• **ANGEZEIGTER TEXT**
Das Mittelalter war nicht dunkel, sondern bunt. Die Historikerin Christina Lutter erzählt über ihre Geschichtsforschung an Gemeinschaften des Mittelalters in Europa. Wie kann die Landkarte der sozialstruktierten historischen Landschaft gezeichnet werd

Christina Lutter ist Historikerin. Sie erzählt in diesem Gespräch über Forschung an Gemeinschaften des Mittelalters. Sie arbeitet am Institut für Österreichische Geschichtsforschung und nimmt am Projekt VISCOM teil:  Visions of Community. Forscherinnen und Forscher aus mehreren Wissenschaftsbereichen bearbeiten gemeinsam aus vielen Blickwinkeln die Frage, wie Menschen im Mittelalter in Gemeinschaften gelebt haben. Wie sich diese Gemeinschaften entwickelt haben, wie sich die Menschen selbst damals das Leben in den Gemeinschaften vorgestellt haben. Wie kann heute die Landkarte der sozialstruktierten Landschaften des Mittelalters gezeichnet werden? Wir erfahren in diesem Gespräch viel über die Methoden der Geschichtsforschung. Eine Ausgabe der Physikalischen Soiree jenseits der Grenzen der Naturwissenschaften. Teil 4 der 5-teiligen Gesprächsreihe zum Thema "Gesellschaften im Mittelalter".

Quelldaten:

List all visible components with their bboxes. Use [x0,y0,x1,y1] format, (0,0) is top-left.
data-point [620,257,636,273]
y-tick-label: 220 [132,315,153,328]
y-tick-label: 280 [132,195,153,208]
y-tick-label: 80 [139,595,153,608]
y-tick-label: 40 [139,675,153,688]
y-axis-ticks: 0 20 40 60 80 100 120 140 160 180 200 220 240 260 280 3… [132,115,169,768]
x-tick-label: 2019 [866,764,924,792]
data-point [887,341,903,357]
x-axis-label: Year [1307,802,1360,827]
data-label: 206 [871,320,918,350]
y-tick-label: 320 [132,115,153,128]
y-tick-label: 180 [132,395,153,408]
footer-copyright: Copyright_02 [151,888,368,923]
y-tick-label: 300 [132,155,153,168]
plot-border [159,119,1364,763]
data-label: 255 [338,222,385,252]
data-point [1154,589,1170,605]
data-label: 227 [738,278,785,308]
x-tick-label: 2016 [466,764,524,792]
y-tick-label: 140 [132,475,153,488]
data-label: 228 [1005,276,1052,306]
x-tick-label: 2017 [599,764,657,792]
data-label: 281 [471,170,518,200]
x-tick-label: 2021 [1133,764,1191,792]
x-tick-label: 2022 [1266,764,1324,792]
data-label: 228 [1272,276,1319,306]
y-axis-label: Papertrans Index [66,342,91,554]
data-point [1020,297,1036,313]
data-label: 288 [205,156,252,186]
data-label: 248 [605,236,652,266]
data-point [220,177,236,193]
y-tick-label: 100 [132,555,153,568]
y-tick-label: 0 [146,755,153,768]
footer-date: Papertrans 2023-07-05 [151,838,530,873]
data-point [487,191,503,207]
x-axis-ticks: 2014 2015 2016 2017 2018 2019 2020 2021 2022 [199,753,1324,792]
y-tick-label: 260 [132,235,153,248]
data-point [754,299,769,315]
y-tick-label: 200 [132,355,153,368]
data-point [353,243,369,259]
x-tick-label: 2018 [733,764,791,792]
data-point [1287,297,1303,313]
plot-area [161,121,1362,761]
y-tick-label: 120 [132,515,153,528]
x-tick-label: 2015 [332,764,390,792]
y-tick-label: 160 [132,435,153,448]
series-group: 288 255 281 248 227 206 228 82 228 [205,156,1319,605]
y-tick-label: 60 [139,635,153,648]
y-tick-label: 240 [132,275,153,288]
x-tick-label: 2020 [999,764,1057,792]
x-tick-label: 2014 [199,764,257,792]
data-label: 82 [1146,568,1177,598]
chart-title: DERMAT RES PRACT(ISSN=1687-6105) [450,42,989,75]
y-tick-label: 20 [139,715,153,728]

• **AUFGABEN**
A - Beantworte zum Text über Christina Lutter diese Fragen:
(i) Wie beschreibt der erste Satz das Mittelalter?
(ii) An welchem Institut arbeitet Christina Lutter?
(iii) Der wievielte Teil der Gesprächsreihe ist dieses Gespräch, und wie viele Teile hat die Reihe?
B - Übersetze diesen Satz aus dem Text über Christina Lutter ins Englische: „Wir erfahren in diesem Gespräch viel über die Methoden der Geschichtsforschung.“
C - Nenne alle Namen von Einrichtungen, Projekten, Sendungen und Gesprächsreihen, die der Text über Christina Lutter erwähnt.
Die Quelldaten sind eigenständiges Material.

• **LÖSUNGEN**
A -
(i) Es war nicht dunkel, sondern bunt.
(ii) Am Institut für Österreichische Geschichtsforschung.
(iii) Es ist Teil 4 einer 5-teiligen Reihe.

B - In this conversation we learn a lot about the methods of historical research.

C -
- Institut für Österreichische Geschichtsforschung
- VISCOM (Visions of Community)
- Physikalische Soiree
- „Gesellschaften im Mittelalter“